### Text section:
In his toast this past Thursday night on the eve of the Holy and Great Council, Ecumenical Patriarch Bartholomew of Constantinople, the first among equals of the bishops of the Orthodox Church, expressed his sympathy for the Church of Antioch, which is suffering in the face of militant Islam. He decried
the intense and intricate problems, which the brother Primates and local Orthodox Churches face on the account of intolerance and religious fanaticism, especially the ancient Patriarchate of Antioch and our beloved Primate, Patriarch John of Antioch.
But as His All Holiness raised his glass, these words mixed a bitter cup for the Church of Antioch, whose absence from the council Bartholomew could have remedied. What’s more, Antioch’s presence could have been the key to making the council a universal Orthodox expression of unity and brotherhood—what the Ecumenical Patriarch hoped it would be, and what increasingly seems unattainable.
The Holy and Great Council of the Orthodox Church, meeting right now in Crete, has been some five decades in the making. Despite news reports to the contrary, the Orthodox Church has had numerous such councils since either the eighth or eleventh century—depending on whether the Seventh Ecumenical Council (787) or the Great Schism (1054, roughly) is the supposed occasion of the last meeting.
Another misconception that has been repeated in statements and reports (especially by spokesmen of the Ecumenical Patriarchate) is that the convocation of the council was unanimous, signed onto by all fourteen of the universally recognized autocephalous (self-governing) Orthodox Churches. That is not true: Antioch never signed the documents that set the council in motion.

### Tasks to carry out:
(1) Copy the Orthodox council text between "In his toast" and "John of Antioch.", inclusive, renaming "toast" as "address".
(2) Please condense the paragraph of the Orthodox council text that begins "Another misconception that has been repeated" into a single shorter statement that keeps its main facts.
(3) Pick up the Orthodox council text after its last sentence and carry it forward.

### Entries shown:
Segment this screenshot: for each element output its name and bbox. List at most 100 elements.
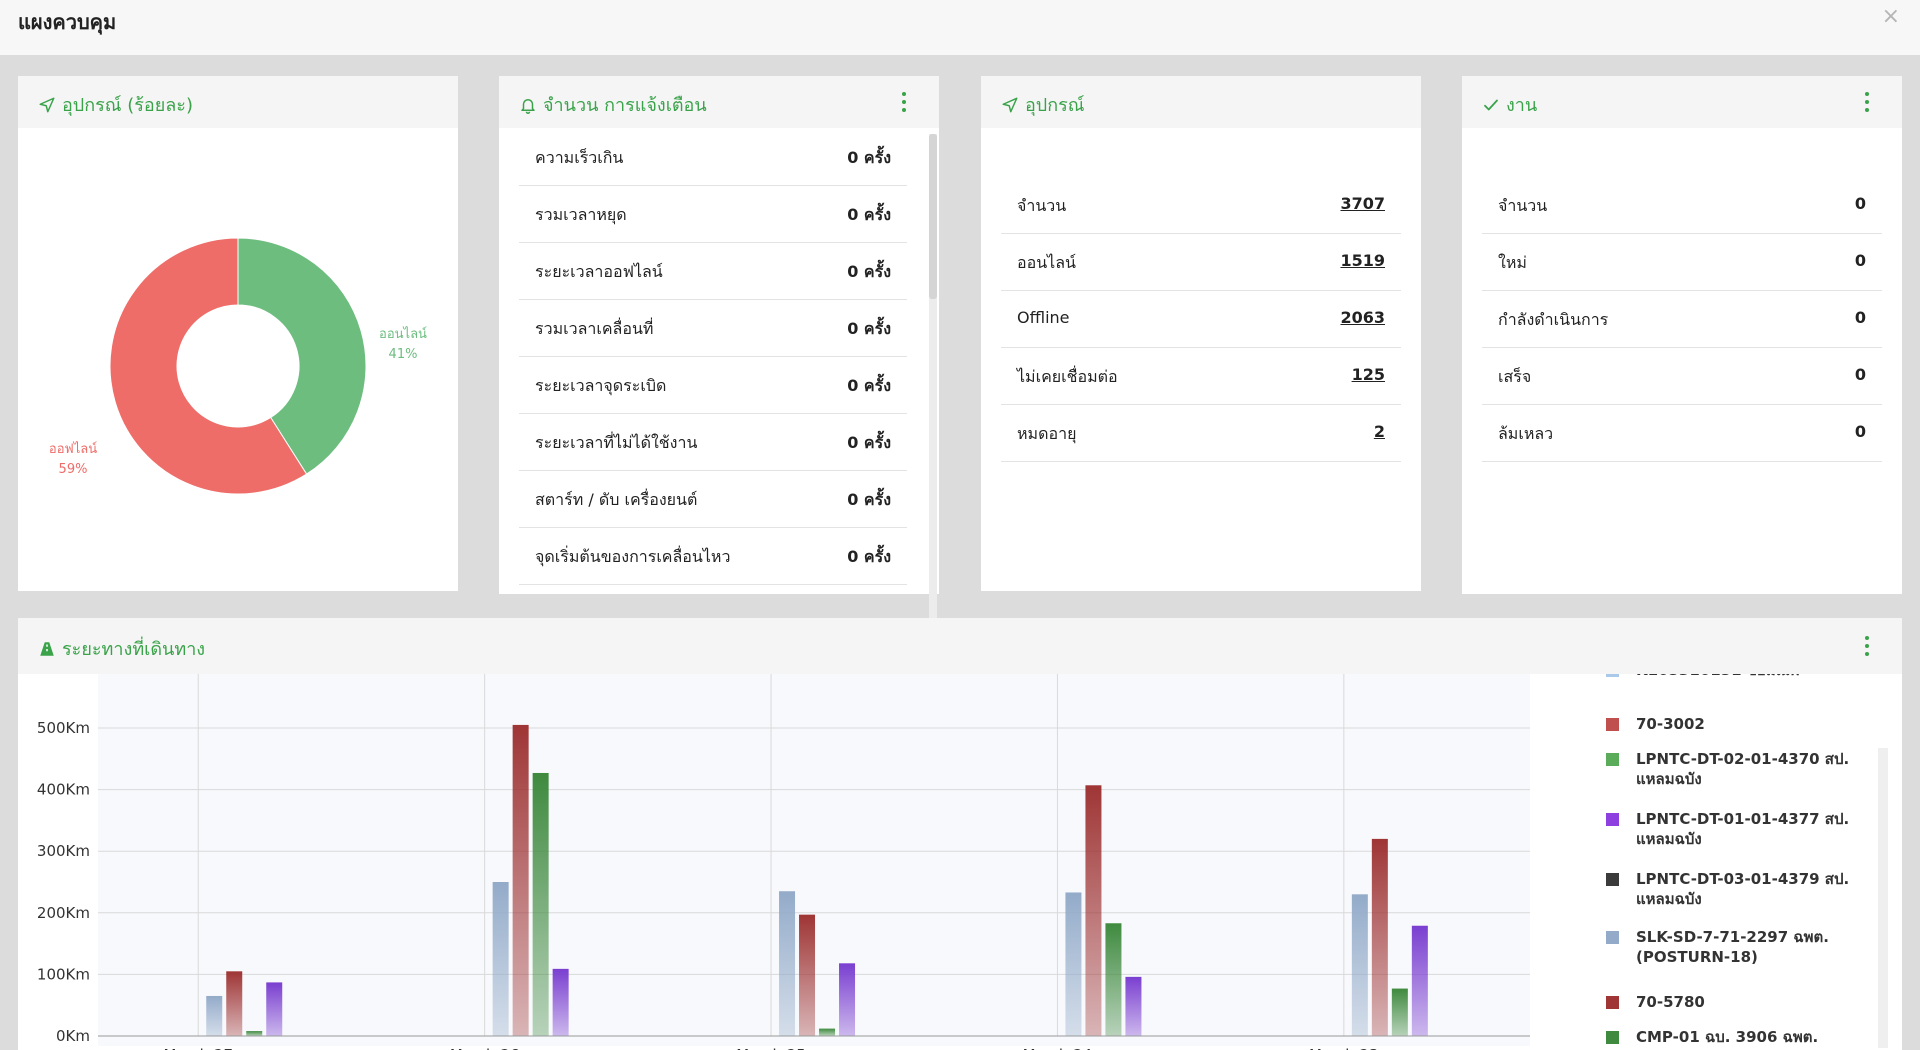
bar[interactable] — [492, 882, 509, 1036]
legend-label: 70-5780 — [1636, 993, 1705, 1011]
bar[interactable] — [552, 968, 569, 1036]
bar[interactable] — [1371, 838, 1388, 1036]
row-value-link[interactable]: 125 — [1351, 365, 1385, 384]
card-header: จำนวน การแจ้งเตือน — [499, 76, 939, 128]
row-value: 0 ครั้ง — [847, 433, 891, 452]
row-value-link[interactable]: 1519 — [1340, 251, 1385, 270]
more-options-icon[interactable] — [901, 92, 907, 114]
y-tick-label: 0Km — [56, 1027, 90, 1045]
x-tick-label: March 27 — [163, 1046, 233, 1050]
row-value-link[interactable]: 2063 — [1340, 308, 1385, 327]
row-value: 0 — [1854, 251, 1866, 270]
bar[interactable] — [512, 724, 529, 1036]
distance-card: ระยะทางที่เดินทาง 0Km 100Km 200Km 300Km 400K… — [18, 618, 1902, 1050]
x-tick-label: March 25 — [736, 1046, 806, 1050]
row-label: สตาร์ท / ดับ เครื่องยนต์ — [535, 490, 698, 509]
bar[interactable] — [1391, 988, 1408, 1036]
row-label: รวมเวลาหยุด — [535, 205, 627, 224]
list-row: ความเร็วเกิน 0 ครั้ง — [519, 128, 907, 186]
list-row: รวมเวลาหยุด 0 ครั้ง — [519, 185, 907, 243]
row-label: ระยะเวลาจุดระเบิด — [535, 376, 667, 395]
bell-icon — [521, 98, 535, 114]
row-value: 0 — [1854, 365, 1866, 384]
bar[interactable] — [226, 971, 243, 1036]
row-value: 0 — [1854, 308, 1866, 327]
bar[interactable] — [206, 995, 223, 1036]
legend-swatch — [1606, 718, 1619, 731]
row-value: 0 ครั้ง — [847, 490, 891, 509]
y-tick-label: 500Km — [37, 719, 90, 737]
bar[interactable] — [819, 1028, 836, 1036]
donut-slice[interactable] — [237, 237, 367, 475]
card-title: อุปกรณ์ — [1025, 95, 1085, 116]
bar[interactable] — [532, 772, 549, 1036]
tasks-card: งาน จำนวน 0 ใหม่ 0 กำลังดำเนินการ 0 เสร็จ 0 ล้มเ… — [1462, 76, 1902, 594]
card-header: งาน — [1462, 76, 1902, 128]
bar[interactable] — [1065, 892, 1082, 1036]
list-row: ออนไลน์ 1519 — [1001, 233, 1401, 291]
list-row: หมดอายุ 2 — [1001, 404, 1401, 462]
row-value: 0 — [1854, 422, 1866, 441]
row-label: จำนวน — [1498, 196, 1548, 215]
legend-label: LPNTC-DT-01-01-4377 สป. แหลมฉบัง — [1636, 810, 1850, 848]
chart-legend: K165316151 ขยมณีพ 70-3002 LPNTC-DT-02-01-4… — [1606, 674, 1866, 1050]
row-label: ล้มเหลว — [1498, 424, 1554, 443]
y-tick-label: 400Km — [37, 781, 90, 799]
bar[interactable] — [1105, 923, 1122, 1036]
slice-label: ออนไลน์ — [379, 326, 427, 342]
alerts-card: จำนวน การแจ้งเตือน ความเร็วเกิน 0 ครั้ง รว… — [499, 76, 939, 669]
bar[interactable] — [1411, 925, 1428, 1036]
more-options-icon[interactable] — [1864, 636, 1870, 658]
row-label: ใหม่ — [1498, 253, 1527, 272]
row-value-link[interactable]: 3707 — [1340, 194, 1385, 213]
bar[interactable] — [1125, 976, 1142, 1036]
y-tick-label: 100Km — [37, 965, 90, 983]
page-title: แผงควบคุม — [18, 10, 117, 34]
list-row: กำลังดำเนินการ 0 — [1482, 290, 1882, 348]
legend-label: LPNTC-DT-03-01-4379 สป. แหลมฉบัง — [1636, 870, 1850, 908]
row-label: จำนวน — [1017, 196, 1067, 215]
bar[interactable] — [266, 982, 283, 1036]
list-row: ระยะเวลาจุดระเบิด 0 ครั้ง — [519, 356, 907, 414]
list-row: ใหม่ 0 — [1482, 233, 1882, 291]
bar[interactable] — [779, 891, 796, 1036]
alerts-list[interactable]: ความเร็วเกิน 0 ครั้ง รวมเวลาหยุด 0 ครั้ง ระย… — [499, 128, 927, 594]
legend-scrollbar[interactable] — [1878, 748, 1888, 1048]
list-row: สตาร์ท / ดับ เครื่องยนต์ 0 ครั้ง — [519, 470, 907, 528]
scrollbar[interactable] — [929, 134, 937, 669]
donut-slice[interactable] — [109, 237, 308, 495]
row-label: ระยะเวลาออฟไลน์ — [535, 262, 663, 281]
bar[interactable] — [1085, 785, 1102, 1036]
scrollbar-thumb[interactable] — [929, 134, 937, 299]
legend-swatch — [1606, 1031, 1619, 1044]
more-options-icon[interactable] — [1864, 92, 1870, 114]
card-title: ระยะทางที่เดินทาง — [62, 639, 206, 660]
legend-label: SLK-SD-7-71-2297 ฉพต. (POSTURN-18) — [1636, 928, 1829, 966]
bar[interactable] — [799, 914, 816, 1036]
navigation-arrow-icon — [39, 97, 55, 112]
legend-label: CMP-01 ฉบ. 3906 ฉพต. — [1636, 1028, 1819, 1046]
row-label: เสร็จ — [1498, 367, 1532, 386]
devices-percent-card: อุปกรณ์ (ร้อยละ) ออนไลน์ 41% ออฟไลน์ 59% — [18, 76, 458, 591]
legend-label: K165316151 ขยมณีพ — [1636, 674, 1856, 680]
distance-bar-chart: 0Km 100Km 200Km 300Km 400Km 500Km March 27 Marc… — [37, 674, 1530, 1050]
row-label: ความเร็วเกิน — [535, 148, 624, 167]
close-icon[interactable]: × — [1881, 4, 1900, 29]
row-value: 0 ครั้ง — [847, 319, 891, 338]
card-header: อุปกรณ์ (ร้อยละ) — [18, 76, 458, 128]
row-label: รวมเวลาเคลื่อนที่ — [535, 319, 654, 338]
legend-swatch — [1606, 873, 1619, 886]
bar[interactable] — [1351, 894, 1368, 1036]
bar[interactable] — [246, 1031, 263, 1036]
bar[interactable] — [839, 963, 856, 1036]
slice-percent-label: 41% — [389, 347, 418, 362]
top-bar: แผงควบคุม × — [0, 0, 1920, 55]
y-tick-label: 200Km — [37, 904, 90, 922]
x-tick-label: March 24 — [1023, 1046, 1093, 1050]
row-value-link[interactable]: 2 — [1373, 422, 1385, 441]
legend-swatch — [1606, 674, 1619, 677]
slice-label: ออฟไลน์ — [49, 441, 97, 457]
legend-swatch — [1606, 996, 1619, 1009]
row-label: หมดอายุ — [1017, 424, 1077, 443]
row-label: ออนไลน์ — [1017, 253, 1076, 272]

### The answers:
(1)
In his address this past Thursday night on the eve of the Holy and Great Council, Ecumenical Patriarch Bartholomew of Constantinople, the first among equals of the bishops of the Orthodox Church, expressed his sympathy for the Church of Antioch, which is suffering in the face of militant Islam. He decried
the intense and intricate problems, which the brother Primates and local Orthodox Churches face on the account of intolerance and religious fanaticism, especially the ancient Patriarchate of Antioch and our beloved Primate, Patriarch John of Antioch.

(2) Statements and reports, especially from spokesmen of the Ecumenical Patriarchate, have wrongly claimed that all fourteen universally recognized autocephalous (self-governing) Orthodox Churches unanimously signed onto convoking the council; in fact, Antioch never signed the documents that set it in motion.

(3)
Why is Antioch absent? And what are the implications of its absence for the unity of the Orthodox Churches?
To understand why Antioch never signed onto the council, we must first distinguish its objection from the other objections that have arisen. Some of the council documents contain phrases or themes that have come under fire. On this basis, two churches—Bulgaria and Georgia—have absented themselves from the council. And because there is not a truly pan-Orthodox consensus, Russia has also bowed out.
But while Antioch did have problems with one of the documents, and while it is also concerned that the council not take any measures that would break pan-Orthodox unanimity, the key to its non-participation is the fact that the Patriarchate of Antioch is currently not in communion with another ancient apostolic Orthodox see, that of Jerusalem. While objections to the various documents could be worked out during the council itself, Antioch argues is that it is impossible for bishops to share a council table who cannot share the Eucharistic table.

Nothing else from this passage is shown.